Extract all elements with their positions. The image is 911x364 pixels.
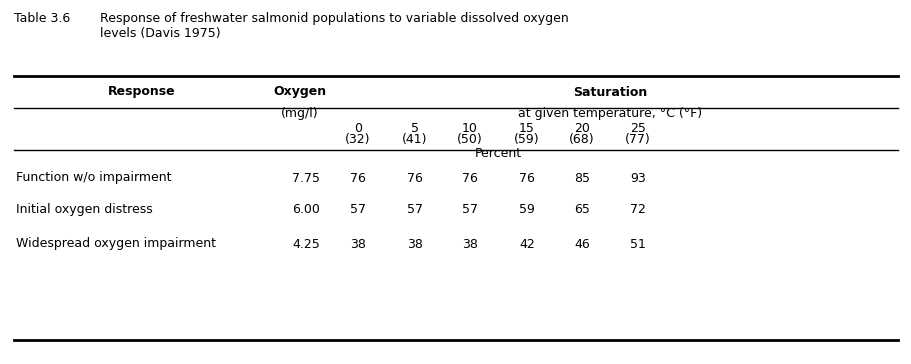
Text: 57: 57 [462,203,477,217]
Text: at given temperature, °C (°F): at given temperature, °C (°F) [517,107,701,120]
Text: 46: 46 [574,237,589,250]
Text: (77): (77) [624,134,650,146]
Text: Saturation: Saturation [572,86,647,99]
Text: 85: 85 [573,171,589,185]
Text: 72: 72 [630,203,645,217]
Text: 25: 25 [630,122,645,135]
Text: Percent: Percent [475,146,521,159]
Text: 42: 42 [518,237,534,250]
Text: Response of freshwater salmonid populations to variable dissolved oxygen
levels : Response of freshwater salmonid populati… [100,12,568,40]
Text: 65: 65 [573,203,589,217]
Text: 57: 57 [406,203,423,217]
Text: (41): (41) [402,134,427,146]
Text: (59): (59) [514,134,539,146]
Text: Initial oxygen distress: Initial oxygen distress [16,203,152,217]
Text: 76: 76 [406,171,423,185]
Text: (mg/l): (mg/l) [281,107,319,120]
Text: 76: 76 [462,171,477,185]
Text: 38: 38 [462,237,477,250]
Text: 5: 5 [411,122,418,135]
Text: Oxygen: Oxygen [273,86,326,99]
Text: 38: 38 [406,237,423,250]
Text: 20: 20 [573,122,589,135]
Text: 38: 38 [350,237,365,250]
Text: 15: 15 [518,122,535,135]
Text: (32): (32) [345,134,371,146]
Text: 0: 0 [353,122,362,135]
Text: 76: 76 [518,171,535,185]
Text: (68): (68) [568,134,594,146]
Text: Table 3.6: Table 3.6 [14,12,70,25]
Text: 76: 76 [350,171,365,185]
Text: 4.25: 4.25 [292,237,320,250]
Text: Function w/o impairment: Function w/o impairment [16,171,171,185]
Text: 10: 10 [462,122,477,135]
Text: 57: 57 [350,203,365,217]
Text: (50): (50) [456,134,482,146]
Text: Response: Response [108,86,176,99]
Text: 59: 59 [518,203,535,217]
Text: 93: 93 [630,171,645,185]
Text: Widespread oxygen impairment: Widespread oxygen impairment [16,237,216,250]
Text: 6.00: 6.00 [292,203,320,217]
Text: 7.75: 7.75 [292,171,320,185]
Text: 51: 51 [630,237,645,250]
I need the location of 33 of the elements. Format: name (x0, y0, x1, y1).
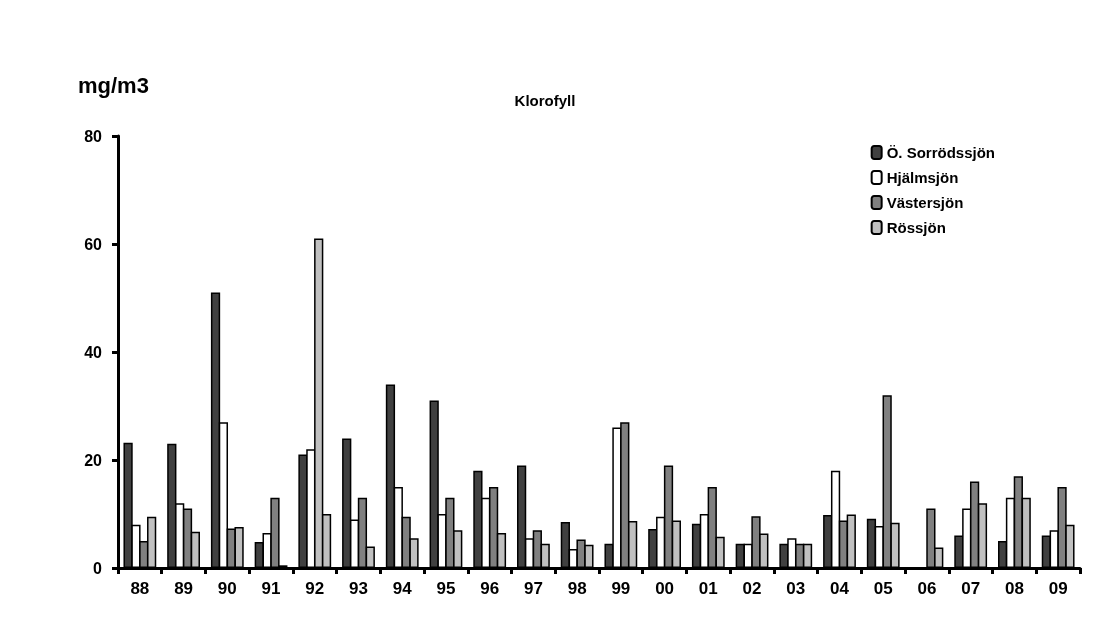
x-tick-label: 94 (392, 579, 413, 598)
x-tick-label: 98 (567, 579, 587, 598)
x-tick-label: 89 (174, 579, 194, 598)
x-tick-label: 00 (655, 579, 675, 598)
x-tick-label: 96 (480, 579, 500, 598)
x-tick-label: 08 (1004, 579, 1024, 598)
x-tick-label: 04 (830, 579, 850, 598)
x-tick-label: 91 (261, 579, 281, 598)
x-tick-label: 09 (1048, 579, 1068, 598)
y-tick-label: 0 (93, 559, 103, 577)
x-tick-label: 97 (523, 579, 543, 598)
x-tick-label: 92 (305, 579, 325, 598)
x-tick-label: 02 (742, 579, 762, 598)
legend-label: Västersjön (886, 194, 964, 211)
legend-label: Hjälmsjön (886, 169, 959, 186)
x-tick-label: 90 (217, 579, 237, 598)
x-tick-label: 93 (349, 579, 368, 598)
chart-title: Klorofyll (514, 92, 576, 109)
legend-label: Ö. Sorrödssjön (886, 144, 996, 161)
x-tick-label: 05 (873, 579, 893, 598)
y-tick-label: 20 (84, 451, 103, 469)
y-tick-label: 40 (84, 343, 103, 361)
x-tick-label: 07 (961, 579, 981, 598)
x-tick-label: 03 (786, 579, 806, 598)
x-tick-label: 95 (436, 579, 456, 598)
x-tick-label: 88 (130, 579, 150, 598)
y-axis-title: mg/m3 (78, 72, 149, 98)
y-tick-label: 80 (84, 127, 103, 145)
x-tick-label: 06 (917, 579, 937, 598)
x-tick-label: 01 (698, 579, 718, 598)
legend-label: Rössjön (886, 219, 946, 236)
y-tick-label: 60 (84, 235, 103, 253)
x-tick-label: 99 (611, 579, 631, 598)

→ **YOUR GOAL**
Copy out every line of the data word for word, beginning with the line containing "x-tick-label: 94 (392, 579, 413, 598)" and continuing through the line containing "y-tick-label: 60 (84, 235, 103, 253)".

→ **EXERCISE RESULT**
x-tick-label: 94 (392, 579, 413, 598)
x-tick-label: 98 (567, 579, 587, 598)
x-tick-label: 89 (174, 579, 194, 598)
x-tick-label: 00 (655, 579, 675, 598)
x-tick-label: 96 (480, 579, 500, 598)
x-tick-label: 08 (1004, 579, 1024, 598)
x-tick-label: 04 (830, 579, 850, 598)
x-tick-label: 91 (261, 579, 281, 598)
x-tick-label: 09 (1048, 579, 1068, 598)
y-tick-label: 0 (93, 559, 103, 577)
x-tick-label: 97 (523, 579, 543, 598)
x-tick-label: 92 (305, 579, 325, 598)
x-tick-label: 02 (742, 579, 762, 598)
legend-label: Västersjön (886, 194, 964, 211)
legend-label: Hjälmsjön (886, 169, 959, 186)
x-tick-label: 90 (217, 579, 237, 598)
x-tick-label: 93 (349, 579, 368, 598)
chart-title: Klorofyll (514, 92, 576, 109)
legend-label: Ö. Sorrödssjön (886, 144, 996, 161)
x-tick-label: 05 (873, 579, 893, 598)
y-tick-label: 20 (84, 451, 103, 469)
y-tick-label: 40 (84, 343, 103, 361)
x-tick-label: 07 (961, 579, 981, 598)
x-tick-label: 03 (786, 579, 806, 598)
x-tick-label: 95 (436, 579, 456, 598)
x-tick-label: 88 (130, 579, 150, 598)
y-axis-title: mg/m3 (78, 72, 149, 98)
y-tick-label: 80 (84, 127, 103, 145)
x-tick-label: 06 (917, 579, 937, 598)
x-tick-label: 01 (698, 579, 718, 598)
legend-label: Rössjön (886, 219, 946, 236)
y-tick-label: 60 (84, 235, 103, 253)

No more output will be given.